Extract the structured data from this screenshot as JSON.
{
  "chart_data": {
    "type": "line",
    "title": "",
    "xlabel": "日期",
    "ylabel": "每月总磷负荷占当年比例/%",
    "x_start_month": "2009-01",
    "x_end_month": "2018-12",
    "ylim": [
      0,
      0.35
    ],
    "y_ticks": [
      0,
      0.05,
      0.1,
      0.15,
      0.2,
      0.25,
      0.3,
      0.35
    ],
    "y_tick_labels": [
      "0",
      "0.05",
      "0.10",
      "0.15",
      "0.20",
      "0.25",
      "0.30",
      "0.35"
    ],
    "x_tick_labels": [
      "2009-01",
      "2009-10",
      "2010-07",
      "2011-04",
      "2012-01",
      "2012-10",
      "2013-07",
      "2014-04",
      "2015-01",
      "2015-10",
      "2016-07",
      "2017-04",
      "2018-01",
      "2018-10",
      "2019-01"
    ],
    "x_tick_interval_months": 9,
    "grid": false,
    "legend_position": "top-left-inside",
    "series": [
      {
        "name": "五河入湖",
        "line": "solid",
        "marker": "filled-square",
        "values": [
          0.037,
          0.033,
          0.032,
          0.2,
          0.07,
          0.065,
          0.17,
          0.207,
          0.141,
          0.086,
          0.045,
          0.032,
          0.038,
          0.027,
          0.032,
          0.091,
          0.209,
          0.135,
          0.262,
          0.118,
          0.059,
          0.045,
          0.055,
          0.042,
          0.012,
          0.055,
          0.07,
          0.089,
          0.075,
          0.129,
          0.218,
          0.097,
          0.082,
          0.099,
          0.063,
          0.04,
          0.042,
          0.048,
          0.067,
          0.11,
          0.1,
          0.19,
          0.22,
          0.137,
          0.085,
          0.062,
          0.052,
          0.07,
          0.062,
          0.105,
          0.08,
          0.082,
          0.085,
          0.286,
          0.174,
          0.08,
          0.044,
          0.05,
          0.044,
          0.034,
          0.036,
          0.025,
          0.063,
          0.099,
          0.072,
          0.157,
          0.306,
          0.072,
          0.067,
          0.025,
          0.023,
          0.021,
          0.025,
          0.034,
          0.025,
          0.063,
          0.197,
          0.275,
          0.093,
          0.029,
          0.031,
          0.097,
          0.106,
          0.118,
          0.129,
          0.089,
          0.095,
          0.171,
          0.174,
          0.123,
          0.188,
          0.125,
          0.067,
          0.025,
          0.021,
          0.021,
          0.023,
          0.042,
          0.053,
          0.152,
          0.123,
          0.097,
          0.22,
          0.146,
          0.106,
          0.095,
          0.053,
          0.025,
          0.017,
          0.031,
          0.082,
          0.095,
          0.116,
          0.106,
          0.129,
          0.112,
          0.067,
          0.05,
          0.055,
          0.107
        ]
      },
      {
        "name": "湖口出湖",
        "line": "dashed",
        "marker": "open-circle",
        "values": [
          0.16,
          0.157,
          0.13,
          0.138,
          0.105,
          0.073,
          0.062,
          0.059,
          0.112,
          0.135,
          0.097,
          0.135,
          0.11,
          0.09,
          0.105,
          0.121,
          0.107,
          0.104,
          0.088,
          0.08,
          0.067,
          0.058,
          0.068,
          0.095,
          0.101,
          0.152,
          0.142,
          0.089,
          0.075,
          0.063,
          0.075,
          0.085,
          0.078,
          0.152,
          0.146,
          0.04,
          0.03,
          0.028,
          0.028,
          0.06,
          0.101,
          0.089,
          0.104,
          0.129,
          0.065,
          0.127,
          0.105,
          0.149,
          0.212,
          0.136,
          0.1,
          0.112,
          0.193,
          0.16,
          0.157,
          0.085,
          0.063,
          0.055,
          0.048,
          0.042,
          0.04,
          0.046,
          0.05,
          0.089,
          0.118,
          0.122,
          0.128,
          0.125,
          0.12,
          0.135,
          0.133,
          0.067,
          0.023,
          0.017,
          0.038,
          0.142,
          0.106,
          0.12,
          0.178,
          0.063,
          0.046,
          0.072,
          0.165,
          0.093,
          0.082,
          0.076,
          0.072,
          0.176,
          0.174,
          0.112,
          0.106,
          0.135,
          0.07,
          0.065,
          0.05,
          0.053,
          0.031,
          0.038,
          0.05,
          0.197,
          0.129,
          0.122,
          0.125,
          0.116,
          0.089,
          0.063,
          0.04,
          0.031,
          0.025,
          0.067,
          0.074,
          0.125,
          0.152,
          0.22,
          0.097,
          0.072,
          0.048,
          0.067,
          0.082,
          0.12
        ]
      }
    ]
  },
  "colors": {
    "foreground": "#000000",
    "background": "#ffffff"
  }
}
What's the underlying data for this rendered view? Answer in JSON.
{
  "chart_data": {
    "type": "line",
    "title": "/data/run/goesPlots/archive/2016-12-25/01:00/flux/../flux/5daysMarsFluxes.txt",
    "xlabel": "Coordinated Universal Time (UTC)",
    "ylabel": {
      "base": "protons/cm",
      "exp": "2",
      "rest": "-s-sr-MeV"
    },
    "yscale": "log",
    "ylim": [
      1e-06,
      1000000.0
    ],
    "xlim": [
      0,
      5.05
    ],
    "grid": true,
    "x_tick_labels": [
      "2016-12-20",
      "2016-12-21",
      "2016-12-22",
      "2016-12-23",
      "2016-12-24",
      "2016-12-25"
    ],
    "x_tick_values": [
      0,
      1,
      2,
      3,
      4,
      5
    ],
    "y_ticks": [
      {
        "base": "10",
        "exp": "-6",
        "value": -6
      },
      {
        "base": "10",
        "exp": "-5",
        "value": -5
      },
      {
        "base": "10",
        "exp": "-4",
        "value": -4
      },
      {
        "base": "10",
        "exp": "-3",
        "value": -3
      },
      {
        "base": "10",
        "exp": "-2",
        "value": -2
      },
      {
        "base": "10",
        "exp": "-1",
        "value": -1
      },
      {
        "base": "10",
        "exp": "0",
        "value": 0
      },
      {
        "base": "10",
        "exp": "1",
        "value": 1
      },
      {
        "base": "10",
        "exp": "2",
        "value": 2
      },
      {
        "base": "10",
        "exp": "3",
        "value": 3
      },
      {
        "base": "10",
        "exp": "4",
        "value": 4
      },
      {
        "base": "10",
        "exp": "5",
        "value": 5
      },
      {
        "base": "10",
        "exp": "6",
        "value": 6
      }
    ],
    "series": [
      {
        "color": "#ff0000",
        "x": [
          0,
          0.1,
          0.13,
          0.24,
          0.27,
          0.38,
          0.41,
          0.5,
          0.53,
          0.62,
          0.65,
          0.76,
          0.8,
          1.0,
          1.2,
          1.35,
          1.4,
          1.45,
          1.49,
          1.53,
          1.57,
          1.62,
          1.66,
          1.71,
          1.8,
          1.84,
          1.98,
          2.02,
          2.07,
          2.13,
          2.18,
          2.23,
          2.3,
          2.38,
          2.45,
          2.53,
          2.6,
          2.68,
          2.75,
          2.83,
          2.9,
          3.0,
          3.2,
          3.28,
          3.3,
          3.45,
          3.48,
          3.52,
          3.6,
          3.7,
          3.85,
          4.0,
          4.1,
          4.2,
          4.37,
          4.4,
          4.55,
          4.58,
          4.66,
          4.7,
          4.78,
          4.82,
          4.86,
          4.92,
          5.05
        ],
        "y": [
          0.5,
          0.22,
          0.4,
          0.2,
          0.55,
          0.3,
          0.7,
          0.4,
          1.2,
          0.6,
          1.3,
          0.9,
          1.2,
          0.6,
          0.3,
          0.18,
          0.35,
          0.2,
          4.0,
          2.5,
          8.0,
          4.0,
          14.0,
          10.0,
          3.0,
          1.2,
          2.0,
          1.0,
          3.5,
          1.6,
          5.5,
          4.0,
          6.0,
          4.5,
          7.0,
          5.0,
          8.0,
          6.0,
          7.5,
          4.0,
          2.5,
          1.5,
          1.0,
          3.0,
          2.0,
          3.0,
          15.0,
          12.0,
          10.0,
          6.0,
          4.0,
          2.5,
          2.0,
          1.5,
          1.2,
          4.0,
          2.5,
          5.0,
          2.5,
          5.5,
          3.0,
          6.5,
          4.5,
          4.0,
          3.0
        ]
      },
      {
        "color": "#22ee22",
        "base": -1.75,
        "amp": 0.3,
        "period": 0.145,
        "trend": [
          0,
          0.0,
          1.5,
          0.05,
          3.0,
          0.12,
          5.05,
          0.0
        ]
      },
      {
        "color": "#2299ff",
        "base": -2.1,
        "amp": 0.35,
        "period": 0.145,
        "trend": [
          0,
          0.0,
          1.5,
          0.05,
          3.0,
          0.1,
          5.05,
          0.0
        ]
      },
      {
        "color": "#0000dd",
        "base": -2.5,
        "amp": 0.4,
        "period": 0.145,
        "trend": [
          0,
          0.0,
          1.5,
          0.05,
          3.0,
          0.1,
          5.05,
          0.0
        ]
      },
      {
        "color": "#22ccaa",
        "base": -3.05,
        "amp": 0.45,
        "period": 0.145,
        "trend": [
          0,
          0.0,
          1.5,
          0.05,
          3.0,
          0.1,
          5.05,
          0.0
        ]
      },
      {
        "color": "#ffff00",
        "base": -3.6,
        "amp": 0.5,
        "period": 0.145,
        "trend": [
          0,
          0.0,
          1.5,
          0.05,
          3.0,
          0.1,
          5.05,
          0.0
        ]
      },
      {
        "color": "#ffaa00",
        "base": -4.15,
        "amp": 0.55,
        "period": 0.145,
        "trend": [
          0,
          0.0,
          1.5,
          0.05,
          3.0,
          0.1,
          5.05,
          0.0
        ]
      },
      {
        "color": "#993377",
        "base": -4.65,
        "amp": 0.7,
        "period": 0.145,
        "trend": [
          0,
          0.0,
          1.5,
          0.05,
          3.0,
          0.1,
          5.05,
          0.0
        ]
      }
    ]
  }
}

* * *

◆ **WHAT TO WORK ON**: Look through the listing above and count the lines where the string "title" appears. Report the number only.

◆ **WRITTEN RESPONSE**: 2